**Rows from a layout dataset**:
=======

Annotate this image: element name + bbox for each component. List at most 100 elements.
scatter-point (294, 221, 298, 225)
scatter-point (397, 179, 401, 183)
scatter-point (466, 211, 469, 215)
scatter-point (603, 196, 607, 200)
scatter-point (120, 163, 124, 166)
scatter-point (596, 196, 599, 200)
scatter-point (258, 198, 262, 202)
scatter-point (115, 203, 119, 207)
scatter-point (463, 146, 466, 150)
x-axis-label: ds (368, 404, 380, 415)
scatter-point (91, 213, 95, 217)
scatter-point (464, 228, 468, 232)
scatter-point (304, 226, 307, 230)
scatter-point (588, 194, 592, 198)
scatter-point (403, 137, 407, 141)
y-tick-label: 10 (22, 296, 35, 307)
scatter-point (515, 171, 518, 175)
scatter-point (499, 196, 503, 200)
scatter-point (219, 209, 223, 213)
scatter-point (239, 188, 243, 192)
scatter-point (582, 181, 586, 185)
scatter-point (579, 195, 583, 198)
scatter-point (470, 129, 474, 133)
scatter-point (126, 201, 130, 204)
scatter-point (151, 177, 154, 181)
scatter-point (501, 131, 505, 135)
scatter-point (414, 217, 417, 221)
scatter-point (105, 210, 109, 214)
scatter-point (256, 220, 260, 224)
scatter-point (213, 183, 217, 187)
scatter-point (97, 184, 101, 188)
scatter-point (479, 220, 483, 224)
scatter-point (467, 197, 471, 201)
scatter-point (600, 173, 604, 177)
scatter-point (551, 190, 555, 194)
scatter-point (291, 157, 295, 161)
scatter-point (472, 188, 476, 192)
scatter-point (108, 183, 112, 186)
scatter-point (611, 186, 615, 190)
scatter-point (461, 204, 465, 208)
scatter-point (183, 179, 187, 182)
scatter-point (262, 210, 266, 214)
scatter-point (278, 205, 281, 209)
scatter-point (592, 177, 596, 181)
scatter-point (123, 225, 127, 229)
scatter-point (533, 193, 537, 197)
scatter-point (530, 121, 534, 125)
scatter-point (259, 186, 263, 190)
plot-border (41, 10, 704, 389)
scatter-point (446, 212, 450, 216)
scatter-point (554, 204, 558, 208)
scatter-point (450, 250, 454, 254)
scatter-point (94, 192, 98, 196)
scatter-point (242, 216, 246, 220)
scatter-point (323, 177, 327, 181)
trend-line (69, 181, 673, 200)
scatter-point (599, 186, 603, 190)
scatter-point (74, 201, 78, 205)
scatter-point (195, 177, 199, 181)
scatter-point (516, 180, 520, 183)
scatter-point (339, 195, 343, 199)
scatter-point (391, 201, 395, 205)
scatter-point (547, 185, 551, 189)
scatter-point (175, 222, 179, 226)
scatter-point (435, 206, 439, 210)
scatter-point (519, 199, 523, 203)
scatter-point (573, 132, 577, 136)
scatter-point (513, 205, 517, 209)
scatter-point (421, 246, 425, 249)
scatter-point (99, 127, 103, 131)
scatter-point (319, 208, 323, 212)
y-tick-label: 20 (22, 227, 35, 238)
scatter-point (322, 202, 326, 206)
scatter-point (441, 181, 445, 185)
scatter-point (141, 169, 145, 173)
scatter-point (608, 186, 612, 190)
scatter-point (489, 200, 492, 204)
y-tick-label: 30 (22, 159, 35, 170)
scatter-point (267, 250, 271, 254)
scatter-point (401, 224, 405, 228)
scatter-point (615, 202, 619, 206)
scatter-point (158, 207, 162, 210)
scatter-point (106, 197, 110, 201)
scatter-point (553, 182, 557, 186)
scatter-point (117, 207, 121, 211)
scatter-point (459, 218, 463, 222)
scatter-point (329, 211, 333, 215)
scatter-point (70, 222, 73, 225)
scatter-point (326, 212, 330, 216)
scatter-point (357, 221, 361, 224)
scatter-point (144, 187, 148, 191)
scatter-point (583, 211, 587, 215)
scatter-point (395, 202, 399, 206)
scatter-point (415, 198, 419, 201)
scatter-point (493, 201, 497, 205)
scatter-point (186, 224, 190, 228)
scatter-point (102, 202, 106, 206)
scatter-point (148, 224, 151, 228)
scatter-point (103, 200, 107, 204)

=======

**WHAT IS NEEDED**: Rename "scatter-point" to "data-point" throughout the lines above, and leave everything else as it is.

**SOLUTION TO THE PROBLEM**:
Annotate this image: element name + bbox for each component. List at most 100 elements.
data-point (294, 221, 298, 225)
data-point (397, 179, 401, 183)
data-point (466, 211, 469, 215)
data-point (603, 196, 607, 200)
data-point (120, 163, 124, 166)
data-point (596, 196, 599, 200)
data-point (258, 198, 262, 202)
data-point (115, 203, 119, 207)
data-point (463, 146, 466, 150)
x-axis-label: ds (368, 404, 380, 415)
data-point (91, 213, 95, 217)
data-point (464, 228, 468, 232)
data-point (304, 226, 307, 230)
data-point (588, 194, 592, 198)
data-point (403, 137, 407, 141)
y-tick-label: 10 (22, 296, 35, 307)
data-point (515, 171, 518, 175)
data-point (499, 196, 503, 200)
data-point (219, 209, 223, 213)
data-point (239, 188, 243, 192)
data-point (582, 181, 586, 185)
data-point (579, 195, 583, 198)
data-point (470, 129, 474, 133)
data-point (126, 201, 130, 204)
data-point (151, 177, 154, 181)
data-point (501, 131, 505, 135)
data-point (414, 217, 417, 221)
data-point (105, 210, 109, 214)
data-point (256, 220, 260, 224)
data-point (213, 183, 217, 187)
data-point (97, 184, 101, 188)
data-point (479, 220, 483, 224)
data-point (467, 197, 471, 201)
data-point (600, 173, 604, 177)
data-point (551, 190, 555, 194)
data-point (291, 157, 295, 161)
data-point (472, 188, 476, 192)
data-point (108, 183, 112, 186)
data-point (611, 186, 615, 190)
data-point (461, 204, 465, 208)
data-point (183, 179, 187, 182)
data-point (262, 210, 266, 214)
data-point (278, 205, 281, 209)
data-point (592, 177, 596, 181)
data-point (123, 225, 127, 229)
data-point (533, 193, 537, 197)
data-point (530, 121, 534, 125)
data-point (259, 186, 263, 190)
plot-border (41, 10, 704, 389)
data-point (446, 212, 450, 216)
data-point (554, 204, 558, 208)
data-point (450, 250, 454, 254)
data-point (94, 192, 98, 196)
data-point (242, 216, 246, 220)
data-point (323, 177, 327, 181)
trend-line (69, 181, 673, 200)
data-point (599, 186, 603, 190)
data-point (74, 201, 78, 205)
data-point (195, 177, 199, 181)
data-point (516, 180, 520, 183)
data-point (339, 195, 343, 199)
data-point (391, 201, 395, 205)
data-point (547, 185, 551, 189)
data-point (175, 222, 179, 226)
data-point (435, 206, 439, 210)
data-point (519, 199, 523, 203)
data-point (573, 132, 577, 136)
data-point (513, 205, 517, 209)
data-point (421, 246, 425, 249)
data-point (99, 127, 103, 131)
data-point (319, 208, 323, 212)
y-tick-label: 20 (22, 227, 35, 238)
data-point (322, 202, 326, 206)
data-point (441, 181, 445, 185)
data-point (141, 169, 145, 173)
data-point (608, 186, 612, 190)
data-point (489, 200, 492, 204)
y-tick-label: 30 (22, 159, 35, 170)
data-point (267, 250, 271, 254)
data-point (401, 224, 405, 228)
data-point (615, 202, 619, 206)
data-point (158, 207, 162, 210)
data-point (106, 197, 110, 201)
data-point (553, 182, 557, 186)
data-point (117, 207, 121, 211)
data-point (459, 218, 463, 222)
data-point (329, 211, 333, 215)
data-point (70, 222, 73, 225)
data-point (326, 212, 330, 216)
data-point (357, 221, 361, 224)
data-point (144, 187, 148, 191)
data-point (583, 211, 587, 215)
data-point (395, 202, 399, 206)
data-point (415, 198, 419, 201)
data-point (493, 201, 497, 205)
data-point (186, 224, 190, 228)
data-point (102, 202, 106, 206)
data-point (148, 224, 151, 228)
data-point (103, 200, 107, 204)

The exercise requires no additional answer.